> Stored records
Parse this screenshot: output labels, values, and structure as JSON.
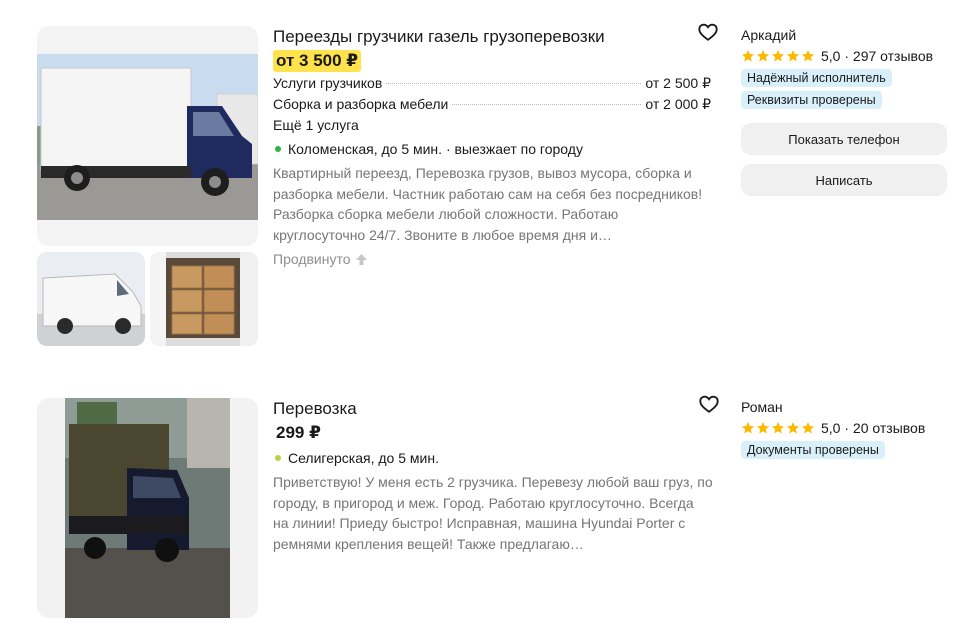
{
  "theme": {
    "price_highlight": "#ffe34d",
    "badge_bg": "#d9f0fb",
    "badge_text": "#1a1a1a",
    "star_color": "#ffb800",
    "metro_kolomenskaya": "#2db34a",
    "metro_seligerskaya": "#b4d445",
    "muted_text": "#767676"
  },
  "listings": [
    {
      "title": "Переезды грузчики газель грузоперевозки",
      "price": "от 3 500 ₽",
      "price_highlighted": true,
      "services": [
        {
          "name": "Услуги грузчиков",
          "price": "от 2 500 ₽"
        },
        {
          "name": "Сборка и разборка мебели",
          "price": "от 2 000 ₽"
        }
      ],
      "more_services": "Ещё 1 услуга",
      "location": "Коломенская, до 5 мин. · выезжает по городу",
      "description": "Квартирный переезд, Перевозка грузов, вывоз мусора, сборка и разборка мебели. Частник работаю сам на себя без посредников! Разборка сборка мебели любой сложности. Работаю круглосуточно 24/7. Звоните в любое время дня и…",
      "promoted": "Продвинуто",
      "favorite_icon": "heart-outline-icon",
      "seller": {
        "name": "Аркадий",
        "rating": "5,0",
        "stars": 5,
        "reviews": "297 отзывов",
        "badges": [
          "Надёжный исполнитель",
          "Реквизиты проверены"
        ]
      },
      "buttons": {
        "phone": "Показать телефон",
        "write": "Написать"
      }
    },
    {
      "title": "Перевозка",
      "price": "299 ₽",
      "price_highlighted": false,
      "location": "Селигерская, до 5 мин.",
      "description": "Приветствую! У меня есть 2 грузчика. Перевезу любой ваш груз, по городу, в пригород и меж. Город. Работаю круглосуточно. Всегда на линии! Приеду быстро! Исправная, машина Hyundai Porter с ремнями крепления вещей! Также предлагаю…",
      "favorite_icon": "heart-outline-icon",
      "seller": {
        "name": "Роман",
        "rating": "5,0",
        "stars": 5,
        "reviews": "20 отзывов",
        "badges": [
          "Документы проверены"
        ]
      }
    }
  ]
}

> Problem description
Quote each line of the listing exactly, but leave the pictures out.

> Problem solution
Parse this screenshot: output labels, values, and structure as JSON.
{
  "theme": {
    "price_highlight": "#ffe34d",
    "badge_bg": "#d9f0fb",
    "badge_text": "#1a1a1a",
    "star_color": "#ffb800",
    "metro_kolomenskaya": "#2db34a",
    "metro_seligerskaya": "#b4d445",
    "muted_text": "#767676"
  },
  "listings": [
    {
      "title": "Переезды грузчики газель грузоперевозки",
      "price": "от 3 500 ₽",
      "price_highlighted": true,
      "services": [
        {
          "name": "Услуги грузчиков",
          "price": "от 2 500 ₽"
        },
        {
          "name": "Сборка и разборка мебели",
          "price": "от 2 000 ₽"
        }
      ],
      "more_services": "Ещё 1 услуга",
      "location": "Коломенская, до 5 мин. · выезжает по городу",
      "description": "Квартирный переезд, Перевозка грузов, вывоз мусора, сборка и разборка мебели. Частник работаю сам на себя без посредников! Разборка сборка мебели любой сложности. Работаю круглосуточно 24/7. Звоните в любое время дня и…",
      "promoted": "Продвинуто",
      "favorite_icon": "heart-outline-icon",
      "seller": {
        "name": "Аркадий",
        "rating": "5,0",
        "stars": 5,
        "reviews": "297 отзывов",
        "badges": [
          "Надёжный исполнитель",
          "Реквизиты проверены"
        ]
      },
      "buttons": {
        "phone": "Показать телефон",
        "write": "Написать"
      }
    },
    {
      "title": "Перевозка",
      "price": "299 ₽",
      "price_highlighted": false,
      "location": "Селигерская, до 5 мин.",
      "description": "Приветствую! У меня есть 2 грузчика. Перевезу любой ваш груз, по городу, в пригород и меж. Город. Работаю круглосуточно. Всегда на линии! Приеду быстро! Исправная, машина Hyundai Porter с ремнями крепления вещей! Также предлагаю…",
      "favorite_icon": "heart-outline-icon",
      "seller": {
        "name": "Роман",
        "rating": "5,0",
        "stars": 5,
        "reviews": "20 отзывов",
        "badges": [
          "Документы проверены"
        ]
      }
    }
  ]
}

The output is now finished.